---- Records provided
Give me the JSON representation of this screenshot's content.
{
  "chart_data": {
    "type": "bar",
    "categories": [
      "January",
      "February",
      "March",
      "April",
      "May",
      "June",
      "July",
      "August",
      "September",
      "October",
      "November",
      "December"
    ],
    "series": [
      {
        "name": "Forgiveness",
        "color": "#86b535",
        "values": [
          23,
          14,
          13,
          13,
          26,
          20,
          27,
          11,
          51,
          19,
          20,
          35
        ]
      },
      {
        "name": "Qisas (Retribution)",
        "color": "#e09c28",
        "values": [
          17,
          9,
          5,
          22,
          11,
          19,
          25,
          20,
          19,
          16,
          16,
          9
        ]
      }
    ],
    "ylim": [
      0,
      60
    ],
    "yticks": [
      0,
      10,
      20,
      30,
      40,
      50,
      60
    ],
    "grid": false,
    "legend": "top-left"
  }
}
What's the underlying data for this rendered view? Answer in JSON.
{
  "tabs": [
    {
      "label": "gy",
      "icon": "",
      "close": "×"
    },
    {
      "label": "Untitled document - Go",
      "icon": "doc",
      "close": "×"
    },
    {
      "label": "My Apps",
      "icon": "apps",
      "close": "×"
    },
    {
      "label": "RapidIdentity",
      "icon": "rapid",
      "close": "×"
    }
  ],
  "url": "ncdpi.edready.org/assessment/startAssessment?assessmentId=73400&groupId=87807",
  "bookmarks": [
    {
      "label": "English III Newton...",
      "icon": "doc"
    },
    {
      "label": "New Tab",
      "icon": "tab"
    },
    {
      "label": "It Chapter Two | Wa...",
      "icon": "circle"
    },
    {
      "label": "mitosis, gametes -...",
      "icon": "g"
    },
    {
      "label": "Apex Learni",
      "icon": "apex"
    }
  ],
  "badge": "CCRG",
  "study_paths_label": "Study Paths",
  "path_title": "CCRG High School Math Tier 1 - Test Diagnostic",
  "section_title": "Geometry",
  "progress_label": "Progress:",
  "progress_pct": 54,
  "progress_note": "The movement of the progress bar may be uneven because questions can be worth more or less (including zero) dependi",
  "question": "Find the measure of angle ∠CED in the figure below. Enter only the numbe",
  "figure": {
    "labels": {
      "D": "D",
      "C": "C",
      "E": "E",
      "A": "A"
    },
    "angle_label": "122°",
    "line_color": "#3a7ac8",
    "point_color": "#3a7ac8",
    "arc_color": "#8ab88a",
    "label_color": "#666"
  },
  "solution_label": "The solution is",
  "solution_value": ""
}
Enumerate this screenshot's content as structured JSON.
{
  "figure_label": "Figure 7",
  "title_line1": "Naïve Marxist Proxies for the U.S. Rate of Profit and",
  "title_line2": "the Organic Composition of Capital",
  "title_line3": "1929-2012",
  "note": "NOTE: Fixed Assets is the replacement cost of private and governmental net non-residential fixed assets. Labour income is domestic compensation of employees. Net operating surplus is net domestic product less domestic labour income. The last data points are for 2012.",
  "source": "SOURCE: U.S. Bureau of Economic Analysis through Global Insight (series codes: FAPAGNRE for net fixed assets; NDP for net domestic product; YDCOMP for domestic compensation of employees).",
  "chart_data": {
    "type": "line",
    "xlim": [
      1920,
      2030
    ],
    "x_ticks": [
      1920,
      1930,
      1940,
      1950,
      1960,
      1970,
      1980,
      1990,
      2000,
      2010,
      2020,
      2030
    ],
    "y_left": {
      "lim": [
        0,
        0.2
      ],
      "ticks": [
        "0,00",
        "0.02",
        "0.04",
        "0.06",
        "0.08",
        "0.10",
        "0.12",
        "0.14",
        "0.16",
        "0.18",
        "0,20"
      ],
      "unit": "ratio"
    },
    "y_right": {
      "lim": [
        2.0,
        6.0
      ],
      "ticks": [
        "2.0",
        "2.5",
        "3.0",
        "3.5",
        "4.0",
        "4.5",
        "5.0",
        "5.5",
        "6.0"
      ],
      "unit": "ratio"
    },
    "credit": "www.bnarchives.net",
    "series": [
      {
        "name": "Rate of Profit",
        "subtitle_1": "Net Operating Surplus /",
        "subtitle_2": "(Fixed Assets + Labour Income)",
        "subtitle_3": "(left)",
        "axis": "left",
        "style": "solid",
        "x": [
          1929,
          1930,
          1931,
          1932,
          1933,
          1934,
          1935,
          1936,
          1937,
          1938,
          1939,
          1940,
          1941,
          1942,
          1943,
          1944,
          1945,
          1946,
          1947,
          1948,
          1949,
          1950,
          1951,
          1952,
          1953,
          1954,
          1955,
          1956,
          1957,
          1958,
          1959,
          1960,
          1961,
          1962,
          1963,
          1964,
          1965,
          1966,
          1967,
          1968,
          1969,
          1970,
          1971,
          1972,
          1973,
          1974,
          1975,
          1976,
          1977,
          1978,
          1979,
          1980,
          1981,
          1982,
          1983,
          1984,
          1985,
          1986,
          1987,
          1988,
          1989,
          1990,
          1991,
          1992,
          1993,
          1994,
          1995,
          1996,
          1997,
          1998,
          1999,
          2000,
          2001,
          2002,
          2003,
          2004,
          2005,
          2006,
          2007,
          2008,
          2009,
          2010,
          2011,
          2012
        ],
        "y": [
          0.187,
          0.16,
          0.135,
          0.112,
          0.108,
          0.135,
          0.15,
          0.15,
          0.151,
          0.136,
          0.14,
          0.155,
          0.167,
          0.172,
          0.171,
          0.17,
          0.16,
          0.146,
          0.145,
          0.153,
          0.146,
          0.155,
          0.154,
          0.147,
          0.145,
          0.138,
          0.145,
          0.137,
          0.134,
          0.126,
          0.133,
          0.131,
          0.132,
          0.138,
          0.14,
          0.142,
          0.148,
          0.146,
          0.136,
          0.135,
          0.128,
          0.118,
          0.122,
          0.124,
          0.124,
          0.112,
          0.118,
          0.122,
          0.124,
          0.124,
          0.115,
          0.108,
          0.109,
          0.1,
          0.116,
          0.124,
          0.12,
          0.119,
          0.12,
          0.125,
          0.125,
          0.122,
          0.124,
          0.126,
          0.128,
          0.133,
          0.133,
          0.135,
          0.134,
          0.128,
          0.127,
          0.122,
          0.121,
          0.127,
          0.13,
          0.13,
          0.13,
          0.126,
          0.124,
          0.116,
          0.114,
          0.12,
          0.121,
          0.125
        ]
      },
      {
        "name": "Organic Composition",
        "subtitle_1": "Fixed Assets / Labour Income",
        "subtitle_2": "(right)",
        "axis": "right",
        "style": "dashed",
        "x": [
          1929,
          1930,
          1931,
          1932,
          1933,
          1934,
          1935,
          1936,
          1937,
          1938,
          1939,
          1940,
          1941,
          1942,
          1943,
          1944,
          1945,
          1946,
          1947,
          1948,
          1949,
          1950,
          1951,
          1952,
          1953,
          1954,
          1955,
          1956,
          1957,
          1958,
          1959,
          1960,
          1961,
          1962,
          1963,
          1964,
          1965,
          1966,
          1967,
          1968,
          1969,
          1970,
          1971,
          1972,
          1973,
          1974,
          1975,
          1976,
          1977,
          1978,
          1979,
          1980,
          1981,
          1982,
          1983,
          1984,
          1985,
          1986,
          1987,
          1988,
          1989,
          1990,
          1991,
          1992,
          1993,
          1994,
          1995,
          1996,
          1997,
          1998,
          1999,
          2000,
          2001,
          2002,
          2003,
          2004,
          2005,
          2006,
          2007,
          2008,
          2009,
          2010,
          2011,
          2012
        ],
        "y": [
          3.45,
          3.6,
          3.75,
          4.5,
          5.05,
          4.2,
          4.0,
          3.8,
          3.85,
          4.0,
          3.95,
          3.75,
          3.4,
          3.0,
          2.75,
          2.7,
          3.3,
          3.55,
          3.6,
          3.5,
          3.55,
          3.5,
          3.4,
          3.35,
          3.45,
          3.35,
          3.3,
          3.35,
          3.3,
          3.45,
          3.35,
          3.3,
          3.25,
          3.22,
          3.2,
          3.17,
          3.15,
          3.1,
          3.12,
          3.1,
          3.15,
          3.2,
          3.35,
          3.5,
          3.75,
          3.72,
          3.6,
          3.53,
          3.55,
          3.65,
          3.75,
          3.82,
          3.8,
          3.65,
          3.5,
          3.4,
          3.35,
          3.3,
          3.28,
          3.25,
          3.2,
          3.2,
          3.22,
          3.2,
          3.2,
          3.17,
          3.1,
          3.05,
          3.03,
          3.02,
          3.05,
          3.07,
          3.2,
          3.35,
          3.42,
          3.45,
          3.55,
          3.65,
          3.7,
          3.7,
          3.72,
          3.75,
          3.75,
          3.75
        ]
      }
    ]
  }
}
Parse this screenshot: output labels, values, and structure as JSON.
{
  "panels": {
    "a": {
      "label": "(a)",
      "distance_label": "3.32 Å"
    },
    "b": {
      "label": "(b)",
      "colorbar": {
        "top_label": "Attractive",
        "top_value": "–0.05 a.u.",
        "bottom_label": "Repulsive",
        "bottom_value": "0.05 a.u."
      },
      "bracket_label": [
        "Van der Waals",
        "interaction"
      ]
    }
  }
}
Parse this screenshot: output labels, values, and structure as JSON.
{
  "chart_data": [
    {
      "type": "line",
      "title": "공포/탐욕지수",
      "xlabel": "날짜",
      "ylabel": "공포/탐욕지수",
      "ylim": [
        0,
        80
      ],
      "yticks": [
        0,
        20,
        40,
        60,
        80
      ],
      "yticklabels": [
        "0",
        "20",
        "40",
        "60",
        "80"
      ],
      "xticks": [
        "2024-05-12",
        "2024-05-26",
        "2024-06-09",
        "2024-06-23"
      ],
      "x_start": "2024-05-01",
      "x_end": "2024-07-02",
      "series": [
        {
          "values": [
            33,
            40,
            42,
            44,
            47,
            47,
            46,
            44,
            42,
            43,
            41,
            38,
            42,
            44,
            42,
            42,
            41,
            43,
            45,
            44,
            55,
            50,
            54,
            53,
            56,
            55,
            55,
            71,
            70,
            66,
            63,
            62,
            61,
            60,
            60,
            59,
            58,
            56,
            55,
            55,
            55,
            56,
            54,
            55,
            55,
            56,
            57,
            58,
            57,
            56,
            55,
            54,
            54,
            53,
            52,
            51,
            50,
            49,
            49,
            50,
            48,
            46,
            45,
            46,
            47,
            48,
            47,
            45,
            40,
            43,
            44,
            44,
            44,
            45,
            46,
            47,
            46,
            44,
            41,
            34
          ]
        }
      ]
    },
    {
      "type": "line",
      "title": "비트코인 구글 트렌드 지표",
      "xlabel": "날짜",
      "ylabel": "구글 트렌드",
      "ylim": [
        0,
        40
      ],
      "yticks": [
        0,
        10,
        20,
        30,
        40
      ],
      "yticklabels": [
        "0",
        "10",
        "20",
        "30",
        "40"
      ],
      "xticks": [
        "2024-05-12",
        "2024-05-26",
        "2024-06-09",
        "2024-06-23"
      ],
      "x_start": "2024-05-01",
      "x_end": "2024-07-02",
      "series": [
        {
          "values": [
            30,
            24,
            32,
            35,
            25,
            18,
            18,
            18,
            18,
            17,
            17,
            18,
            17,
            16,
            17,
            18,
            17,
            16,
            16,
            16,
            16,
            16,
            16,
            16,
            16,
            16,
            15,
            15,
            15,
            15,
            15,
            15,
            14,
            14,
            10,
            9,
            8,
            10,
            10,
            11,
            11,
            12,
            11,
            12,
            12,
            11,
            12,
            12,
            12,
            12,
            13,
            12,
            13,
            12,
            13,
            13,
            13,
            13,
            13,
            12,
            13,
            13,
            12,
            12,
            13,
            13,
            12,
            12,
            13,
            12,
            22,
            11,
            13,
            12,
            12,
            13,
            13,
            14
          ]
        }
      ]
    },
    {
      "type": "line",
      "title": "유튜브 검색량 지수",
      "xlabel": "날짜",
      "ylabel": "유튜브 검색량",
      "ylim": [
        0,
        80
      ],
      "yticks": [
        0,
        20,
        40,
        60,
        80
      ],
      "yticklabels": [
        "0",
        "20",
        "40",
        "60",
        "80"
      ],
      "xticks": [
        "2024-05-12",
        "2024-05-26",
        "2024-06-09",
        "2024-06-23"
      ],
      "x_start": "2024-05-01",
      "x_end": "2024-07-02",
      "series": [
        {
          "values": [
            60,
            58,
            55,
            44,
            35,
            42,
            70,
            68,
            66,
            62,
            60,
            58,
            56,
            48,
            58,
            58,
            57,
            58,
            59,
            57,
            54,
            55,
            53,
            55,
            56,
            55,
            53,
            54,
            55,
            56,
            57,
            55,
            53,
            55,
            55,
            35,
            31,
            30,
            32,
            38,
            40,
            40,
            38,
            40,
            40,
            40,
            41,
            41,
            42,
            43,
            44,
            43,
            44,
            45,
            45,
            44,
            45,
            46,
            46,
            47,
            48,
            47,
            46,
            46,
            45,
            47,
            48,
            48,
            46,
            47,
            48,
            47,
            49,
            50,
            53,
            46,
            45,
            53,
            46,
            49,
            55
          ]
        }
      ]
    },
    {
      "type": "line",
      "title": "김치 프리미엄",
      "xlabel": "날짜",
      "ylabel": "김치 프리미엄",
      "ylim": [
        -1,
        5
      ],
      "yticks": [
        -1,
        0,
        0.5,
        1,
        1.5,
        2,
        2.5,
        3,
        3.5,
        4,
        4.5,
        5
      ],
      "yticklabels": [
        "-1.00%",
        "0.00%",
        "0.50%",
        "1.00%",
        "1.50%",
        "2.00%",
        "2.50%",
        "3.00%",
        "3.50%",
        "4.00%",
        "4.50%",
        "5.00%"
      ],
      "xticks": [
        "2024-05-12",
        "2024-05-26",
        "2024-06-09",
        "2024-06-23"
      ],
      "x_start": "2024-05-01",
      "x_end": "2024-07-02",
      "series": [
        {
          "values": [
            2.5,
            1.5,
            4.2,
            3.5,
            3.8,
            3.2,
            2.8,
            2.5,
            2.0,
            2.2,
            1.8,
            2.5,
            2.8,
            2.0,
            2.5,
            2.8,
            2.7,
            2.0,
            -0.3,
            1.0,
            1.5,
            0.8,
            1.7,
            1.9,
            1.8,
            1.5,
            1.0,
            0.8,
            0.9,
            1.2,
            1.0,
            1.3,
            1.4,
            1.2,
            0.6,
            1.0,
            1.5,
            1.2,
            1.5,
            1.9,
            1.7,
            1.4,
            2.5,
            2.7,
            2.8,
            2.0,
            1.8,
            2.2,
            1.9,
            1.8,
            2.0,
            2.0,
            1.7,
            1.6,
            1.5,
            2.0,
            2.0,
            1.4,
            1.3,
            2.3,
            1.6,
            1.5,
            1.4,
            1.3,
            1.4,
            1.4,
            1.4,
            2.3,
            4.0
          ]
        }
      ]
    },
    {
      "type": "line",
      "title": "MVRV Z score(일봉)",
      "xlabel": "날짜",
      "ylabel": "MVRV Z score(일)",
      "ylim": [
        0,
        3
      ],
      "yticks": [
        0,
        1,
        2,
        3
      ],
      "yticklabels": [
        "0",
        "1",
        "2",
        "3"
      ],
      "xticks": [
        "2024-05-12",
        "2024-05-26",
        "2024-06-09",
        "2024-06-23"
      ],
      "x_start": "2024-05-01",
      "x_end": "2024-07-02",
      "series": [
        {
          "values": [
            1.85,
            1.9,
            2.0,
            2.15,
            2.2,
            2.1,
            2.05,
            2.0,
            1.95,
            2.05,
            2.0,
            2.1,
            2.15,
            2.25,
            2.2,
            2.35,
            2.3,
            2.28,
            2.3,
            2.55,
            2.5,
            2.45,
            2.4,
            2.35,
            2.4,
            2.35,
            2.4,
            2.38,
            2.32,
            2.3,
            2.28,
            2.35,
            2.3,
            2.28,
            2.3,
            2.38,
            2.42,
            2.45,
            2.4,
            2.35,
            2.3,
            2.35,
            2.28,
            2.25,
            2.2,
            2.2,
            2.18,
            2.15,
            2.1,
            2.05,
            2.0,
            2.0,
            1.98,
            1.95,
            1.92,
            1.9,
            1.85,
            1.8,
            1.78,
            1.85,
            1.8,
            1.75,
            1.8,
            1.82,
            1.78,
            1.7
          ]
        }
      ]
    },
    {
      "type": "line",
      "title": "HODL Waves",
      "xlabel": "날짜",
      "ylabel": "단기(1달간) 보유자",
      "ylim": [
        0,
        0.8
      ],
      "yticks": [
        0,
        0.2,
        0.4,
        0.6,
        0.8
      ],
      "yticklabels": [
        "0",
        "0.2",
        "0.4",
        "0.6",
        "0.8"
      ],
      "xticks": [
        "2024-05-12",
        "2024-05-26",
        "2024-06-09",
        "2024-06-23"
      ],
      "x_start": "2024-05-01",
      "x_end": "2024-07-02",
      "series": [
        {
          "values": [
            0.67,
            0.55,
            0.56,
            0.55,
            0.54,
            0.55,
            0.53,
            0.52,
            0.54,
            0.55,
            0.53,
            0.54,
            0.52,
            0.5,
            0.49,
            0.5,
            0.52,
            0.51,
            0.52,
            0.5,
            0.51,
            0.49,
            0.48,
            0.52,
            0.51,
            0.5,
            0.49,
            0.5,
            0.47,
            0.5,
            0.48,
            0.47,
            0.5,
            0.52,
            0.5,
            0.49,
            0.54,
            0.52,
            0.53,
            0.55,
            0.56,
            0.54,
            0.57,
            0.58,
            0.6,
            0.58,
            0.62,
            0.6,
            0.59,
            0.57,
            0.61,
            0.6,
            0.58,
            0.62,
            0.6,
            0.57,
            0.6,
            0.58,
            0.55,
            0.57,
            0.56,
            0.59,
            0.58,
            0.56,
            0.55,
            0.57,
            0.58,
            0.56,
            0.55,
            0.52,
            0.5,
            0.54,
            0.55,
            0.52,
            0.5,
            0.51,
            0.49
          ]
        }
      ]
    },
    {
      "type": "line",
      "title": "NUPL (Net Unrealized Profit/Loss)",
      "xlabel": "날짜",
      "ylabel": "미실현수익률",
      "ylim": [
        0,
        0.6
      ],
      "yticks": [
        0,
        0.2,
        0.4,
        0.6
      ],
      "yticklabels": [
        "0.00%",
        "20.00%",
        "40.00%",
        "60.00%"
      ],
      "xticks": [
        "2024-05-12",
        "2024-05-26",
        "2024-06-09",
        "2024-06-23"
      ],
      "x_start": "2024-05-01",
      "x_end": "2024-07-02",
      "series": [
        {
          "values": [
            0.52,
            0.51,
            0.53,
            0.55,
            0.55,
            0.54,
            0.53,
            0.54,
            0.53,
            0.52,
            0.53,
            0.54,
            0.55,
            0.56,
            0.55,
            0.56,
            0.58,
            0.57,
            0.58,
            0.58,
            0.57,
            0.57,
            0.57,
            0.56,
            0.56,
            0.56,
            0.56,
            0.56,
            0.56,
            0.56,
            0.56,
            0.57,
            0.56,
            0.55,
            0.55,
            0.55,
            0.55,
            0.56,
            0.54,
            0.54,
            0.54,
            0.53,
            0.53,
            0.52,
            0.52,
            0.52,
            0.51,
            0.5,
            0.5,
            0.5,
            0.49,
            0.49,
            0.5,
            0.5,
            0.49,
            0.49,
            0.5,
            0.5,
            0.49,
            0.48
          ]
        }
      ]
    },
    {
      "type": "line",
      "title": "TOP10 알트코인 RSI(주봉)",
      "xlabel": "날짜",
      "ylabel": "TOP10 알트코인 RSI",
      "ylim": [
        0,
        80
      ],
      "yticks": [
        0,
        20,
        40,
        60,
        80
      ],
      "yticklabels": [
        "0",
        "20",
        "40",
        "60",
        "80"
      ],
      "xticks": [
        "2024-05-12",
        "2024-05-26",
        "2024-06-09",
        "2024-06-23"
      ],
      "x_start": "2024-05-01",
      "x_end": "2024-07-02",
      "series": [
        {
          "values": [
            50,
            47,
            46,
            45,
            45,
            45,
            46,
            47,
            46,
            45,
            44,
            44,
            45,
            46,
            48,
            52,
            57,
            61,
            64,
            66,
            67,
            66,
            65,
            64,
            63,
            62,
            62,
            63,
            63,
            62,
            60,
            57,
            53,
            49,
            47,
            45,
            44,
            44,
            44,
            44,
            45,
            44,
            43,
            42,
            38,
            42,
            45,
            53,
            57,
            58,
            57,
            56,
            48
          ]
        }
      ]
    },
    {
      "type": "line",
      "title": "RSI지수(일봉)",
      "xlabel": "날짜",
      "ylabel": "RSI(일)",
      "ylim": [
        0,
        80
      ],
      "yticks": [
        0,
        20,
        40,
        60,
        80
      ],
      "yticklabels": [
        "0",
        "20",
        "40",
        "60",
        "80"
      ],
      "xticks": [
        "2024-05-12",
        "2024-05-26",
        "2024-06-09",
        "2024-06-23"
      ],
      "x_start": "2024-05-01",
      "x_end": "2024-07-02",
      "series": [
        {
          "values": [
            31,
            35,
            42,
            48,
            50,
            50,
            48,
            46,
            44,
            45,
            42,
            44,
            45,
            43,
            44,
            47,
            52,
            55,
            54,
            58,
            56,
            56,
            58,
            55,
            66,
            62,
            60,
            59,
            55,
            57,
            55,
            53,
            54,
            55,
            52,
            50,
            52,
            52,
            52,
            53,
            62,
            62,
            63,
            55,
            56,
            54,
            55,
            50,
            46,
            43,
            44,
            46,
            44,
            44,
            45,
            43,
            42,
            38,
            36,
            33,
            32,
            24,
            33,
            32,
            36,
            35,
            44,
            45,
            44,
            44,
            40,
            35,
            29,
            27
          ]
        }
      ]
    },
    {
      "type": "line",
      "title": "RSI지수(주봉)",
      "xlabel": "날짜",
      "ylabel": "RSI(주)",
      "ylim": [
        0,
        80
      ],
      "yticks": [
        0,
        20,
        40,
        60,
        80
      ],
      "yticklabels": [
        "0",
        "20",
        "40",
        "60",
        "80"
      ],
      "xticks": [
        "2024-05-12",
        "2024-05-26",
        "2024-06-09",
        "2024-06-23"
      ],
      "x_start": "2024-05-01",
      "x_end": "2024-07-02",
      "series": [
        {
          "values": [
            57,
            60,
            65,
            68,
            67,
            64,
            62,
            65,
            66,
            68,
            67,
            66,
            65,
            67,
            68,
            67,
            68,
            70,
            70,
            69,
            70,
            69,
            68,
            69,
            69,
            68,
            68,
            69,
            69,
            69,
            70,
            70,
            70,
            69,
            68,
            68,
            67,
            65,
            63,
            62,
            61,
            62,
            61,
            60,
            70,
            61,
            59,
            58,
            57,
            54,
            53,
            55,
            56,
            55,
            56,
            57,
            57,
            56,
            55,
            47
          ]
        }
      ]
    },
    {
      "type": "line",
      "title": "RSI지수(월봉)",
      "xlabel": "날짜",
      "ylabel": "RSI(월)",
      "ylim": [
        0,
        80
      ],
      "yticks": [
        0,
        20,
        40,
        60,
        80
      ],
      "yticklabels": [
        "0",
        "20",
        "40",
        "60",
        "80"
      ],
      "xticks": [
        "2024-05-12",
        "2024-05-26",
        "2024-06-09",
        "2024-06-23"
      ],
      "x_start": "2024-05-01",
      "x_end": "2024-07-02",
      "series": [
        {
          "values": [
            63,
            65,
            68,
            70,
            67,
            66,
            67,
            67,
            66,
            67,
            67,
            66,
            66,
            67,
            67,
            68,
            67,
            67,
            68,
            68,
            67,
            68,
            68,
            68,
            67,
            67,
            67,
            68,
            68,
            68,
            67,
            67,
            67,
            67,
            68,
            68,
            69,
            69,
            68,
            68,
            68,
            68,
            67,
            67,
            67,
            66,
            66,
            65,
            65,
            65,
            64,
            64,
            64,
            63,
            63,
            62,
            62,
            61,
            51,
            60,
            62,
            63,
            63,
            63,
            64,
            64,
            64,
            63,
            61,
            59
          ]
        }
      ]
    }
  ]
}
--------
What to do: Copy all lines from the material that contain "Profit".

Result:
  "title_line1": "Naïve Marxist Proxies for the U.S. Rate of Profit and",
        "name": "Rate of Profit",
      "title": "NUPL (Net Unrealized Profit/Loss)",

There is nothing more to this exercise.